• Work required:
Among the entries, which lines carry the string "Roos"? Copy each of them.

• Data listing:
........

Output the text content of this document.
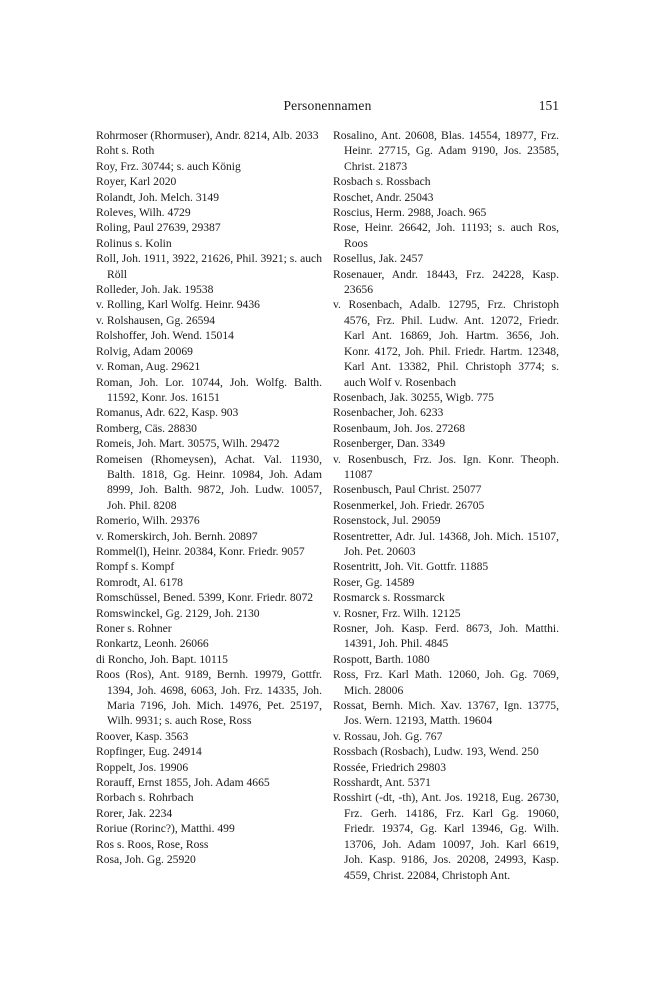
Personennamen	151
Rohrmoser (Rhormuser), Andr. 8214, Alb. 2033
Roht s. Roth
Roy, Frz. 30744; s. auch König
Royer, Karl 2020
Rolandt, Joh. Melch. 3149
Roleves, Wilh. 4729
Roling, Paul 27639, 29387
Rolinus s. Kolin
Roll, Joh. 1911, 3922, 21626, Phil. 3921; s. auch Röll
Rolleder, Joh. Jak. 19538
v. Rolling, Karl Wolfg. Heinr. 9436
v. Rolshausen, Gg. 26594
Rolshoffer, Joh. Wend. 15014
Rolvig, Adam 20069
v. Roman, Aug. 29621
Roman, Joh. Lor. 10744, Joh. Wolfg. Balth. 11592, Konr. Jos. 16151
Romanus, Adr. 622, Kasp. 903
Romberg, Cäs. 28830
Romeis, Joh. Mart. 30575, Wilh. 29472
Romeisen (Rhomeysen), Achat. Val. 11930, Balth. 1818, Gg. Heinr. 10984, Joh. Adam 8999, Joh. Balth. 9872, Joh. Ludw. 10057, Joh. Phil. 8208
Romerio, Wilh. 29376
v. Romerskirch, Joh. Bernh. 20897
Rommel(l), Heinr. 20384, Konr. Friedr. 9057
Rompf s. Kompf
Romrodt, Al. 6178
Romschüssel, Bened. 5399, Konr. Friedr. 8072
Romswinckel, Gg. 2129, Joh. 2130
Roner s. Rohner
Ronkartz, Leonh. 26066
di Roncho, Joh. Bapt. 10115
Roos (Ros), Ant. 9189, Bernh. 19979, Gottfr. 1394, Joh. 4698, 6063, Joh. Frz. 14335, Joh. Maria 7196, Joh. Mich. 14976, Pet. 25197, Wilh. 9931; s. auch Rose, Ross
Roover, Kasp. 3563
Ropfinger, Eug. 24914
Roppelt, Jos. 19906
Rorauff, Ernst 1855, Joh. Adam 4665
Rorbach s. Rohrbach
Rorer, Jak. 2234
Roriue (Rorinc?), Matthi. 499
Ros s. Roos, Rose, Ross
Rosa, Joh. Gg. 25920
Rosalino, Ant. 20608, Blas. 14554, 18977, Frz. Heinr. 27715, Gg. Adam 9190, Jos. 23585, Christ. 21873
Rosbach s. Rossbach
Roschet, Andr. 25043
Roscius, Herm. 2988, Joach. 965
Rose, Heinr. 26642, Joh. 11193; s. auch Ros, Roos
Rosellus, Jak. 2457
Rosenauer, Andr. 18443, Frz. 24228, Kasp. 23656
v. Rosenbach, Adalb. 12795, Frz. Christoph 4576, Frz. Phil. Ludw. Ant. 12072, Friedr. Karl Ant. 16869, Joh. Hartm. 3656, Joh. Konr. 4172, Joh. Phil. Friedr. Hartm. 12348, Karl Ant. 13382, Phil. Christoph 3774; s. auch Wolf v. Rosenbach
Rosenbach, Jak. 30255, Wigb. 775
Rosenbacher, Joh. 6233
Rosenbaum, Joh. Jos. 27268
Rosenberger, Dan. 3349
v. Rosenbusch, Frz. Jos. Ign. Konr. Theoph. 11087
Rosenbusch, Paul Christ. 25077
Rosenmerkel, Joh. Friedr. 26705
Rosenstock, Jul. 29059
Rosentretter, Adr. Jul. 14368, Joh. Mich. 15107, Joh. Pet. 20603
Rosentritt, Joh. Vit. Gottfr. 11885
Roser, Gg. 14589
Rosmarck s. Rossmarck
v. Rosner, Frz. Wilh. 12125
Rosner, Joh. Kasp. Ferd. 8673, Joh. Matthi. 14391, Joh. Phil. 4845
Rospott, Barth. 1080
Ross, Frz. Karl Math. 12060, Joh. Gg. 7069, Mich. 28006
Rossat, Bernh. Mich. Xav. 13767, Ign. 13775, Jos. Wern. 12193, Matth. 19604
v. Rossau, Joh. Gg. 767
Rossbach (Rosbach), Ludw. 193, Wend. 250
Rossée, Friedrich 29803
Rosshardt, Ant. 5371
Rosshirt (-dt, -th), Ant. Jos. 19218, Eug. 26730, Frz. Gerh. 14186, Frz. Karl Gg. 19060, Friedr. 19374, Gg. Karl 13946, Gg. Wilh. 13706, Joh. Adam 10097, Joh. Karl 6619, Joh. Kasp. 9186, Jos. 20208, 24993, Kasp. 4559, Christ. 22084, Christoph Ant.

........

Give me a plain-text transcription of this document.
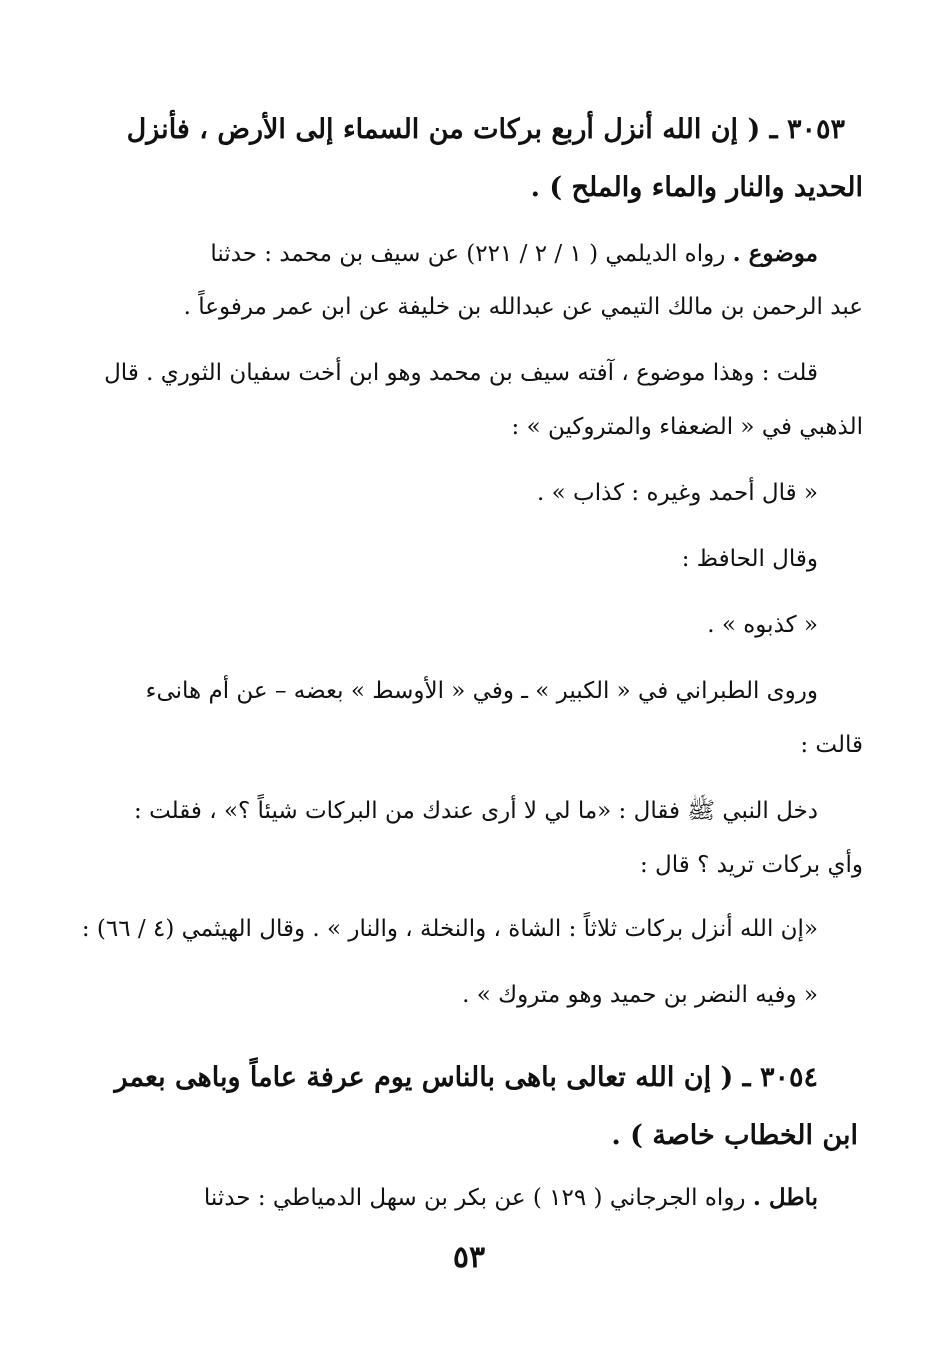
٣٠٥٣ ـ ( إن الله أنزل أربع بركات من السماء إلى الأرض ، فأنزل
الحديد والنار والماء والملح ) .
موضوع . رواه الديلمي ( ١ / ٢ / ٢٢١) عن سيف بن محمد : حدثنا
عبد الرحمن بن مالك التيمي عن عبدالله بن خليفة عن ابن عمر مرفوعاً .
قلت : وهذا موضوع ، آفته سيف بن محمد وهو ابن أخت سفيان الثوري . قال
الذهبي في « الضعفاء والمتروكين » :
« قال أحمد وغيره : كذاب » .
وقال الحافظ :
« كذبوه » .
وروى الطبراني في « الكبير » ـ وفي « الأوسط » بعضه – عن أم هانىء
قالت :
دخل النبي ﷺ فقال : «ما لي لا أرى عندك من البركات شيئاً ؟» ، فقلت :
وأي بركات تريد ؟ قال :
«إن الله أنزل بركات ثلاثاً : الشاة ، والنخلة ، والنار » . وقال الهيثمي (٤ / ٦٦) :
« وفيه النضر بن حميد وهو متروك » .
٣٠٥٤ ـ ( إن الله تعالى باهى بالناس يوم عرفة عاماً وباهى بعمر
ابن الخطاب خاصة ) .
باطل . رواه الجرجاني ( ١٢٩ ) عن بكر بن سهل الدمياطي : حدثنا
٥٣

........

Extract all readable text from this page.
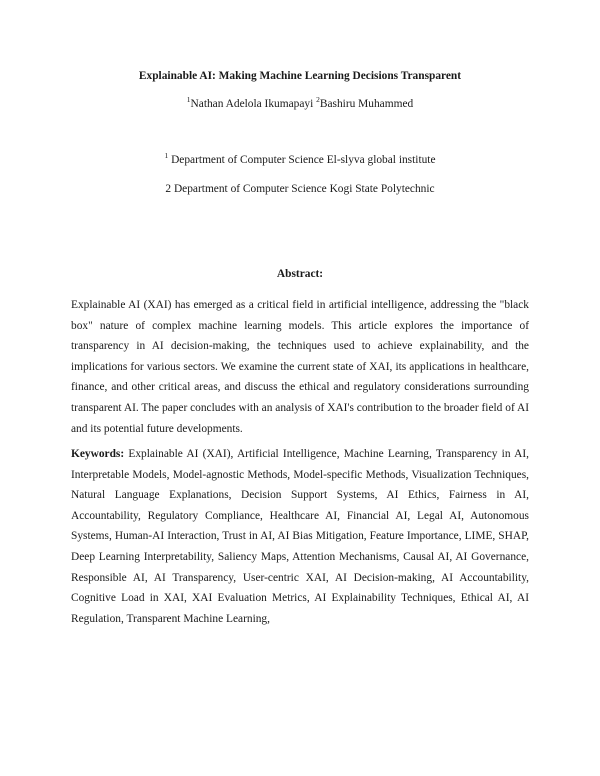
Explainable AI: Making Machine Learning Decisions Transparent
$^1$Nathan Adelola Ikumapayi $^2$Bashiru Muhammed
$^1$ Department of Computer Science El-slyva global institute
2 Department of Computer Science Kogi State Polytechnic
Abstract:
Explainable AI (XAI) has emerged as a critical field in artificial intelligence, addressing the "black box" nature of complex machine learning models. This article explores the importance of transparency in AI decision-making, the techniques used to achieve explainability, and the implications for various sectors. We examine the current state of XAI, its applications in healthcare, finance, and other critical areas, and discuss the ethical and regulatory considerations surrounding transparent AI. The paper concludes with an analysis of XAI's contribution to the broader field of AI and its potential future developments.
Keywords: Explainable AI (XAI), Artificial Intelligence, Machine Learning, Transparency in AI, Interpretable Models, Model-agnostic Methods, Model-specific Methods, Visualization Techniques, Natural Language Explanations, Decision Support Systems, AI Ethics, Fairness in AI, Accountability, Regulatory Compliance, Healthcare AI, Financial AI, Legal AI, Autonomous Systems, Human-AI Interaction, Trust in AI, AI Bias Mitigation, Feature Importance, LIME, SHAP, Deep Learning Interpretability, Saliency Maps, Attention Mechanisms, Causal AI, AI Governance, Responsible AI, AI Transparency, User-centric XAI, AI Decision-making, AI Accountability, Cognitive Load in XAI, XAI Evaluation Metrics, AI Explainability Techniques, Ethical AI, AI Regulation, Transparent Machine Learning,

........

• Reply to the task:
Roos (Ros), Ant. 9189, Bernh. 19979, Gottfr. 1394, Joh. 4698, 6063, Joh. Frz. 14335, Joh. Maria 7196, Joh. Mich. 14976, Pet. 25197, Wilh. 9931; s. auch Rose, Ross
Ros s. Roos, Rose, Ross
Rose, Heinr. 26642, Joh. 11193; s. auch Ros, Roos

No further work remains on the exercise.